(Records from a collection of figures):
────────────────────

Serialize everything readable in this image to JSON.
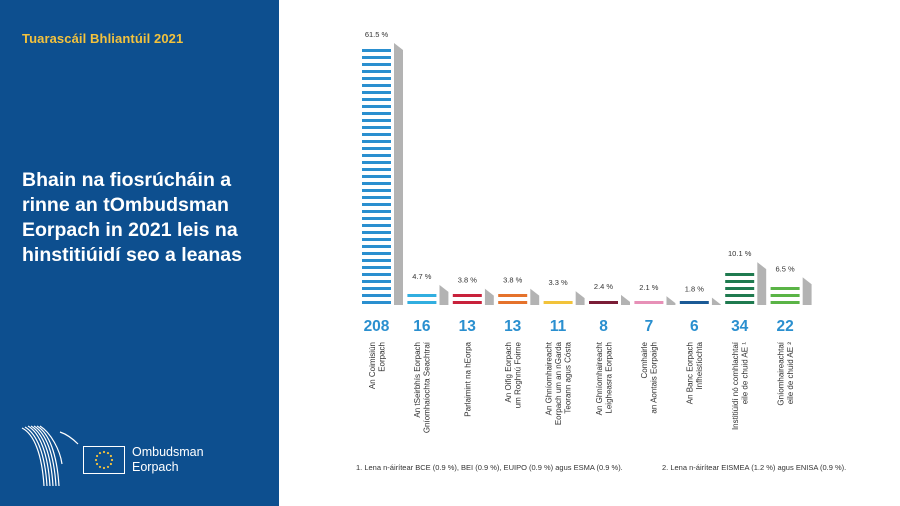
{
  "header": {
    "report_label": "Tuarascáil Bhliantúil 2021"
  },
  "headline": "Bhain na fiosrúcháin a rinne an tOmbudsman Eorpach in 2021 leis na hinstitiúidí seo a leanas",
  "logo": {
    "line1": "Ombudsman",
    "line2": "Eorpach"
  },
  "colors": {
    "panel": "#0d4f8f",
    "accent_text": "#f3c23d",
    "value_text": "#2a8fcf",
    "shadow": "#b3b3b3"
  },
  "chart_data": {
    "type": "bar",
    "title": "",
    "xlabel": "",
    "ylabel": "",
    "grid": false,
    "categories": [
      [
        "An Coimisiún",
        "Eorpach"
      ],
      [
        "An tSeirbhís Eorpach",
        "Gníomhaíochta Seachtraí"
      ],
      [
        "Parlaimint na hEorpa"
      ],
      [
        "An Oifig Eorpach",
        "um Roghnú Foirne"
      ],
      [
        "An Ghníomhaireacht",
        "Eorpach um an nGarda",
        "Teorann agus Cósta"
      ],
      [
        "An Ghníomhaireacht",
        "Leigheasra Eorpach"
      ],
      [
        "Comhairle",
        "an Aontais Eorpaigh"
      ],
      [
        "An Banc Eorpach",
        "Infheistíochta"
      ],
      [
        "Institiúidí nó comhlachtaí",
        "eile de chuid AE ¹"
      ],
      [
        "Gníomhaireachtaí",
        "eile de chuid AE ²"
      ]
    ],
    "values": [
      208,
      16,
      13,
      13,
      11,
      8,
      7,
      6,
      34,
      22
    ],
    "percent_labels": [
      "61.5 %",
      "4.7 %",
      "3.8 %",
      "3.8 %",
      "3.3 %",
      "2.4 %",
      "2.1 %",
      "1.8 %",
      "10.1 %",
      "6.5 %"
    ],
    "bar_colors": [
      "#2a8fcf",
      "#31aee0",
      "#c8213b",
      "#e5722b",
      "#f2c33a",
      "#7a1d36",
      "#e790b7",
      "#1b5a96",
      "#1f7a4f",
      "#5ab446"
    ]
  },
  "footnotes": [
    "1.   Lena n-áirítear BCE (0.9 %), BEI (0.9 %), EUIPO (0.9 %) agus ESMA (0.9 %).",
    "2.   Lena n-áirítear EISMEA (1.2 %) agus ENISA (0.9 %)."
  ]
}
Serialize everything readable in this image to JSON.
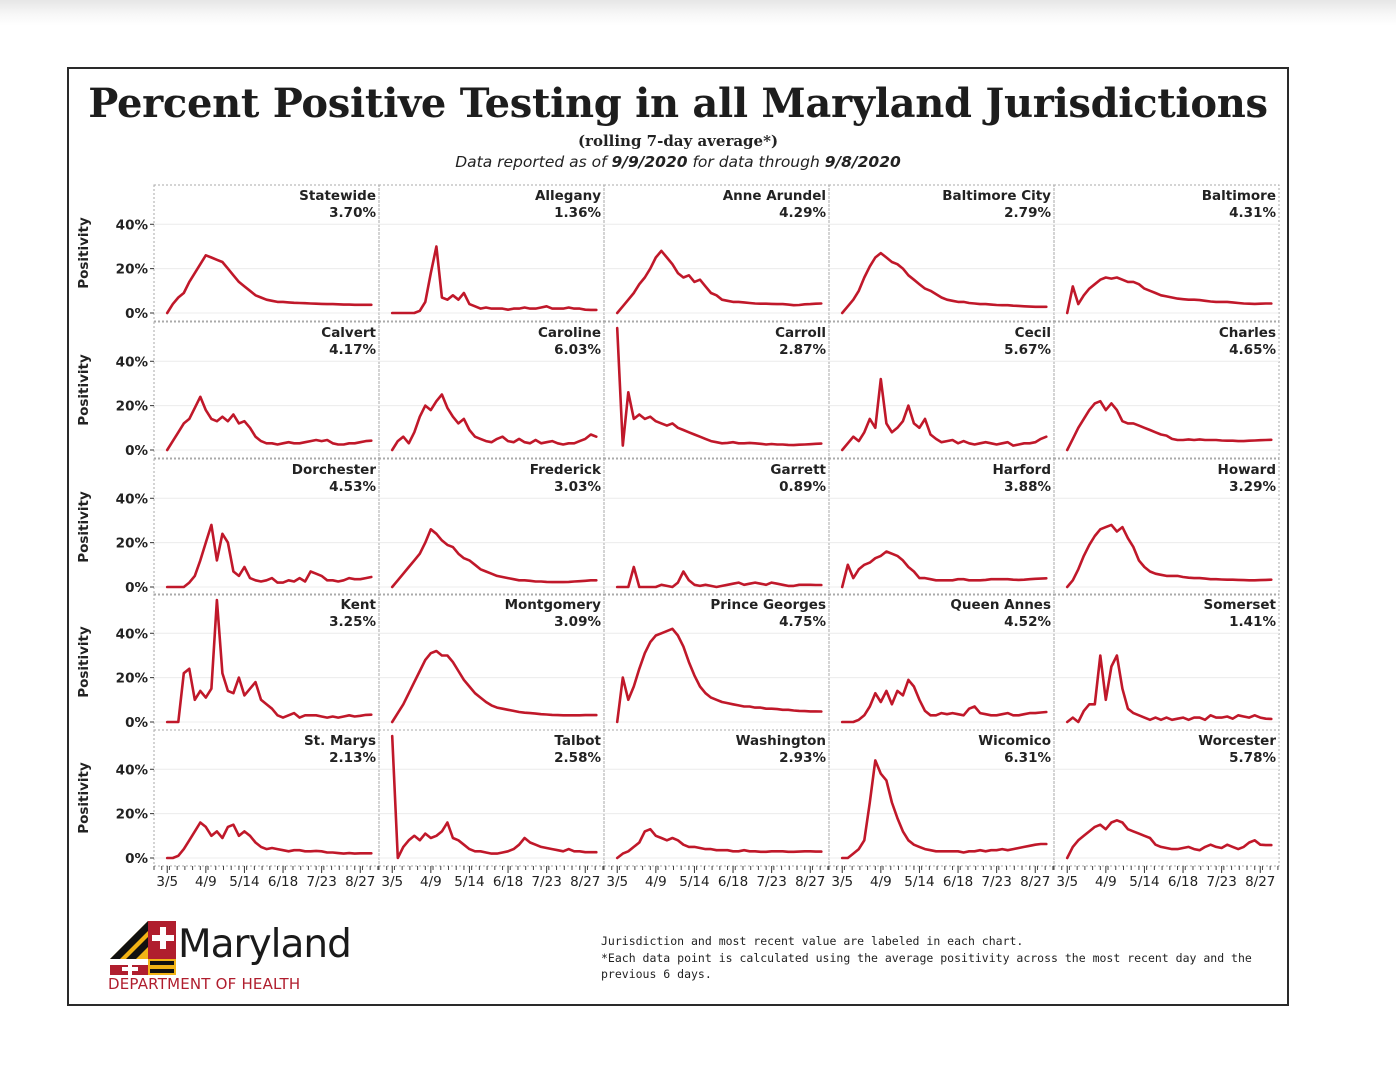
{
  "header": {
    "title": "Percent Positive Testing in all Maryland Jurisdictions",
    "subtitle": "(rolling 7-day average*)",
    "dateline_prefix": "Data reported as of ",
    "reported_date": "9/9/2020",
    "dateline_mid": " for data through ",
    "through_date": "9/8/2020"
  },
  "footer": {
    "logo_word": "Maryland",
    "logo_department": "DEPARTMENT OF HEALTH",
    "note_1": "Jurisdiction and most recent value are labeled in each chart.",
    "note_2": "*Each data point is calculated using the average positivity across the most recent day and the",
    "note_3": "previous 6 days."
  },
  "colors": {
    "line": "#c0182a",
    "brand_red": "#b01e2e",
    "brand_gold": "#f2b315"
  },
  "chart_data": {
    "type": "line",
    "ylabel": "Positivity",
    "y_ticks": [
      "0%",
      "20%",
      "40%"
    ],
    "y_tick_values": [
      0,
      20,
      40
    ],
    "ylim": [
      0,
      55
    ],
    "x_ticks": [
      "3/5",
      "4/9",
      "5/14",
      "6/18",
      "7/23",
      "8/27"
    ],
    "x_tick_days": [
      0,
      35,
      70,
      105,
      140,
      175
    ],
    "xlim": [
      -12,
      192
    ],
    "grid": true,
    "x": [
      0,
      5,
      10,
      15,
      20,
      25,
      30,
      35,
      40,
      45,
      50,
      55,
      60,
      65,
      70,
      75,
      80,
      85,
      90,
      95,
      100,
      105,
      110,
      115,
      120,
      125,
      130,
      135,
      140,
      145,
      150,
      155,
      160,
      165,
      170,
      175,
      180,
      185
    ],
    "panels": [
      {
        "name": "Statewide",
        "latest": "3.70%",
        "values": [
          0,
          4,
          7,
          9,
          14,
          18,
          22,
          26,
          25,
          24,
          23,
          20,
          17,
          14,
          12,
          10,
          8,
          7,
          6,
          5.5,
          5,
          5,
          4.8,
          4.6,
          4.5,
          4.4,
          4.3,
          4.2,
          4.1,
          4,
          4,
          3.9,
          3.8,
          3.8,
          3.7,
          3.7,
          3.7,
          3.7
        ]
      },
      {
        "name": "Allegany",
        "latest": "1.36%",
        "values": [
          0,
          0,
          0,
          0,
          0,
          1,
          5,
          18,
          30,
          7,
          6,
          8,
          6,
          9,
          4,
          3,
          2,
          2.5,
          2,
          2,
          2,
          1.5,
          2,
          2,
          2.5,
          2,
          2,
          2.5,
          3,
          2,
          2,
          2,
          2.5,
          2,
          2,
          1.5,
          1.4,
          1.4
        ]
      },
      {
        "name": "Anne Arundel",
        "latest": "4.29%",
        "values": [
          0,
          3,
          6,
          9,
          13,
          16,
          20,
          25,
          28,
          25,
          22,
          18,
          16,
          17,
          14,
          15,
          12,
          9,
          8,
          6,
          5.5,
          5,
          5,
          4.8,
          4.5,
          4.3,
          4.2,
          4.2,
          4.1,
          4,
          4,
          3.8,
          3.5,
          3.6,
          3.9,
          4,
          4.2,
          4.3
        ]
      },
      {
        "name": "Baltimore City",
        "latest": "2.79%",
        "values": [
          0,
          3,
          6,
          10,
          16,
          21,
          25,
          27,
          25,
          23,
          22,
          20,
          17,
          15,
          13,
          11,
          10,
          8.5,
          7,
          6,
          5.5,
          5,
          5,
          4.5,
          4.3,
          4,
          4,
          3.8,
          3.6,
          3.5,
          3.5,
          3.3,
          3.2,
          3,
          2.9,
          2.8,
          2.8,
          2.8
        ]
      },
      {
        "name": "Baltimore",
        "latest": "4.31%",
        "values": [
          0,
          12,
          4,
          8,
          11,
          13,
          15,
          16,
          15.5,
          16,
          15,
          14,
          14,
          13,
          11,
          10,
          9,
          8,
          7.5,
          7,
          6.5,
          6.2,
          6,
          6,
          5.8,
          5.5,
          5.2,
          5,
          5,
          5,
          4.8,
          4.5,
          4.3,
          4.2,
          4.1,
          4.2,
          4.3,
          4.3
        ]
      },
      {
        "name": "Calvert",
        "latest": "4.17%",
        "values": [
          0,
          4,
          8,
          12,
          14,
          19,
          24,
          18,
          14,
          13,
          15,
          13,
          16,
          12,
          13,
          10,
          6,
          4,
          3,
          3,
          2.5,
          3,
          3.5,
          3,
          3,
          3.5,
          4,
          4.5,
          4,
          4.5,
          3,
          2.5,
          2.5,
          3,
          3,
          3.5,
          4,
          4.2
        ]
      },
      {
        "name": "Caroline",
        "latest": "6.03%",
        "values": [
          0,
          4,
          6,
          3,
          8,
          15,
          20,
          18,
          22,
          25,
          19,
          15,
          12,
          14,
          9,
          6,
          5,
          4,
          3.5,
          5,
          6,
          4,
          3.5,
          5,
          3.5,
          3,
          4.5,
          3,
          3.5,
          4,
          3,
          2.5,
          3,
          3,
          4,
          5,
          7,
          6
        ]
      },
      {
        "name": "Carroll",
        "latest": "2.87%",
        "values": [
          55,
          2,
          26,
          14,
          16,
          14,
          15,
          13,
          12,
          11,
          12,
          10,
          9,
          8,
          7,
          6,
          5,
          4,
          3.5,
          3,
          3.2,
          3.5,
          3,
          3,
          3.2,
          3,
          2.8,
          2.5,
          2.7,
          2.5,
          2.5,
          2.3,
          2.2,
          2.4,
          2.5,
          2.6,
          2.8,
          2.9
        ]
      },
      {
        "name": "Cecil",
        "latest": "5.67%",
        "values": [
          0,
          3,
          6,
          4,
          8,
          14,
          10,
          32,
          12,
          8,
          10,
          13,
          20,
          12,
          10,
          14,
          7,
          5,
          3.5,
          4,
          4.5,
          3,
          4,
          3,
          2.5,
          3,
          3.5,
          3,
          2.5,
          3,
          3.5,
          2,
          2.5,
          3,
          3,
          3.5,
          5,
          6
        ]
      },
      {
        "name": "Charles",
        "latest": "4.65%",
        "values": [
          0,
          5,
          10,
          14,
          18,
          21,
          22,
          18,
          21,
          18,
          13,
          12,
          12,
          11,
          10,
          9,
          8,
          7,
          6.5,
          5,
          4.5,
          4.5,
          4.8,
          4.5,
          4.8,
          4.5,
          4.5,
          4.5,
          4.3,
          4.2,
          4.2,
          4,
          4,
          4.2,
          4.3,
          4.4,
          4.5,
          4.6
        ]
      },
      {
        "name": "Dorchester",
        "latest": "4.53%",
        "values": [
          0,
          0,
          0,
          0,
          2,
          5,
          12,
          20,
          28,
          12,
          24,
          20,
          7,
          5,
          9,
          4,
          3,
          2.5,
          3,
          4,
          2,
          2,
          3,
          2.5,
          4,
          2.5,
          7,
          6,
          5,
          3,
          3,
          2.5,
          3,
          4,
          3.5,
          3.5,
          4,
          4.5
        ]
      },
      {
        "name": "Frederick",
        "latest": "3.03%",
        "values": [
          0,
          3,
          6,
          9,
          12,
          15,
          20,
          26,
          24,
          21,
          19,
          18,
          15,
          13,
          12,
          10,
          8,
          7,
          6,
          5,
          4.5,
          4,
          3.5,
          3,
          3,
          2.8,
          2.5,
          2.5,
          2.3,
          2.2,
          2.2,
          2.2,
          2.3,
          2.5,
          2.6,
          2.8,
          3,
          3
        ]
      },
      {
        "name": "Garrett",
        "latest": "0.89%",
        "values": [
          0,
          0,
          0,
          9,
          0,
          0,
          0,
          0,
          1,
          0.5,
          0,
          2,
          7,
          3,
          1,
          0.5,
          1,
          0.5,
          0,
          0.5,
          1,
          1.5,
          2,
          1,
          1.5,
          2,
          1.5,
          1,
          2,
          1.5,
          1,
          0.5,
          0.5,
          1,
          1,
          1,
          0.9,
          0.9
        ]
      },
      {
        "name": "Harford",
        "latest": "3.88%",
        "values": [
          0,
          10,
          4,
          8,
          10,
          11,
          13,
          14,
          16,
          15,
          14,
          12,
          9,
          7,
          4,
          4,
          3.5,
          3,
          3,
          3,
          3,
          3.5,
          3.5,
          3,
          3,
          3,
          3.2,
          3.5,
          3.5,
          3.5,
          3.5,
          3.3,
          3.2,
          3.3,
          3.5,
          3.7,
          3.8,
          3.9
        ]
      },
      {
        "name": "Howard",
        "latest": "3.29%",
        "values": [
          0,
          3,
          8,
          14,
          19,
          23,
          26,
          27,
          28,
          25,
          27,
          22,
          18,
          12,
          9,
          7,
          6,
          5.5,
          5,
          5,
          5,
          4.5,
          4.2,
          4,
          4,
          3.8,
          3.5,
          3.5,
          3.4,
          3.3,
          3.3,
          3.2,
          3.1,
          3,
          3,
          3.1,
          3.2,
          3.3
        ]
      },
      {
        "name": "Kent",
        "latest": "3.25%",
        "values": [
          0,
          0,
          0,
          22,
          24,
          10,
          14,
          11,
          15,
          55,
          22,
          14,
          13,
          20,
          12,
          15,
          18,
          10,
          8,
          6,
          3,
          2,
          3,
          4,
          2,
          3,
          3,
          3,
          2.5,
          2,
          2.5,
          2,
          2.5,
          3,
          2.5,
          2.8,
          3.2,
          3.3
        ]
      },
      {
        "name": "Montgomery",
        "latest": "3.09%",
        "values": [
          0,
          4,
          8,
          13,
          18,
          23,
          28,
          31,
          32,
          30,
          30,
          27,
          23,
          19,
          16,
          13,
          11,
          9,
          7.5,
          6.5,
          6,
          5.5,
          5,
          4.5,
          4.2,
          4,
          3.8,
          3.5,
          3.4,
          3.2,
          3.1,
          3,
          3,
          3,
          3,
          3.1,
          3.1,
          3.1
        ]
      },
      {
        "name": "Prince Georges",
        "latest": "4.75%",
        "values": [
          0,
          20,
          10,
          16,
          24,
          31,
          36,
          39,
          40,
          41,
          42,
          39,
          34,
          27,
          21,
          16,
          13,
          11,
          10,
          9,
          8.5,
          8,
          7.5,
          7,
          7,
          6.5,
          6.5,
          6,
          6,
          5.8,
          5.5,
          5.5,
          5.2,
          5,
          4.9,
          4.8,
          4.8,
          4.75
        ]
      },
      {
        "name": "Queen Annes",
        "latest": "4.52%",
        "values": [
          0,
          0,
          0,
          1,
          3,
          7,
          13,
          9,
          14,
          8,
          14,
          12,
          19,
          16,
          10,
          5,
          3,
          3,
          4,
          3.5,
          4,
          3.5,
          3,
          6,
          7,
          4,
          3.5,
          3,
          3,
          3.5,
          4,
          3,
          3,
          3.5,
          4,
          4,
          4.3,
          4.5
        ]
      },
      {
        "name": "Somerset",
        "latest": "1.41%",
        "values": [
          0,
          2,
          0,
          5,
          8,
          8,
          30,
          10,
          25,
          30,
          15,
          6,
          4,
          3,
          2,
          1,
          2,
          1,
          2,
          1,
          1.5,
          2,
          1,
          2,
          2,
          1,
          3,
          2,
          2,
          2.5,
          1.5,
          3,
          2.5,
          2,
          3,
          2,
          1.5,
          1.4
        ]
      },
      {
        "name": "St. Marys",
        "latest": "2.13%",
        "values": [
          0,
          0,
          1,
          4,
          8,
          12,
          16,
          14,
          10,
          12,
          9,
          14,
          15,
          10,
          12,
          10,
          7,
          5,
          4,
          4.5,
          4,
          3.5,
          3,
          3.5,
          3.5,
          3,
          3,
          3.2,
          3,
          2.5,
          2.5,
          2.2,
          2,
          2.2,
          2,
          2.1,
          2.1,
          2.1
        ]
      },
      {
        "name": "Talbot",
        "latest": "2.58%",
        "values": [
          55,
          0,
          5,
          8,
          10,
          8,
          11,
          9,
          10,
          12,
          16,
          9,
          8,
          6,
          4,
          3,
          3,
          2.5,
          2,
          2,
          2.5,
          3,
          4,
          6,
          9,
          7,
          6,
          5,
          4.5,
          4,
          3.5,
          3,
          4,
          3,
          3,
          2.6,
          2.6,
          2.6
        ]
      },
      {
        "name": "Washington",
        "latest": "2.93%",
        "values": [
          0,
          2,
          3,
          5,
          7,
          12,
          13,
          10,
          9,
          8,
          9,
          8,
          6,
          5,
          5,
          4.5,
          4,
          4,
          3.5,
          3.5,
          3.5,
          3,
          3,
          3.5,
          3,
          3,
          2.8,
          2.8,
          3,
          3,
          3,
          2.8,
          2.8,
          2.9,
          3,
          3,
          2.9,
          2.9
        ]
      },
      {
        "name": "Wicomico",
        "latest": "6.31%",
        "values": [
          0,
          0,
          2,
          4,
          8,
          25,
          44,
          38,
          35,
          25,
          18,
          12,
          8,
          6,
          5,
          4,
          3.5,
          3,
          3,
          3,
          3,
          3,
          2.5,
          3,
          3,
          3.5,
          3,
          3.5,
          3.5,
          4,
          3.5,
          4,
          4.5,
          5,
          5.5,
          6,
          6.3,
          6.3
        ]
      },
      {
        "name": "Worcester",
        "latest": "5.78%",
        "values": [
          0,
          5,
          8,
          10,
          12,
          14,
          15,
          13,
          16,
          17,
          16,
          13,
          12,
          11,
          10,
          9,
          6,
          5,
          4.5,
          4,
          4,
          4.5,
          5,
          4,
          3.5,
          5,
          6,
          5,
          4.5,
          6,
          5,
          4,
          5,
          7,
          8,
          6,
          5.8,
          5.8
        ]
      }
    ]
  }
}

────────────────────

(SHORT EXERCISE):
Your task is to list each line of the records with the word "áirítear".

(TASK OUTPUT):
    "1.   Lena n-áirítear BCE (0.9 %), BEI (0.9 %), EUIPO (0.9 %) agus ESMA (0.9 %).",
    "2.   Lena n-áirítear EISMEA (1.2 %) agus ENISA (0.9 %)."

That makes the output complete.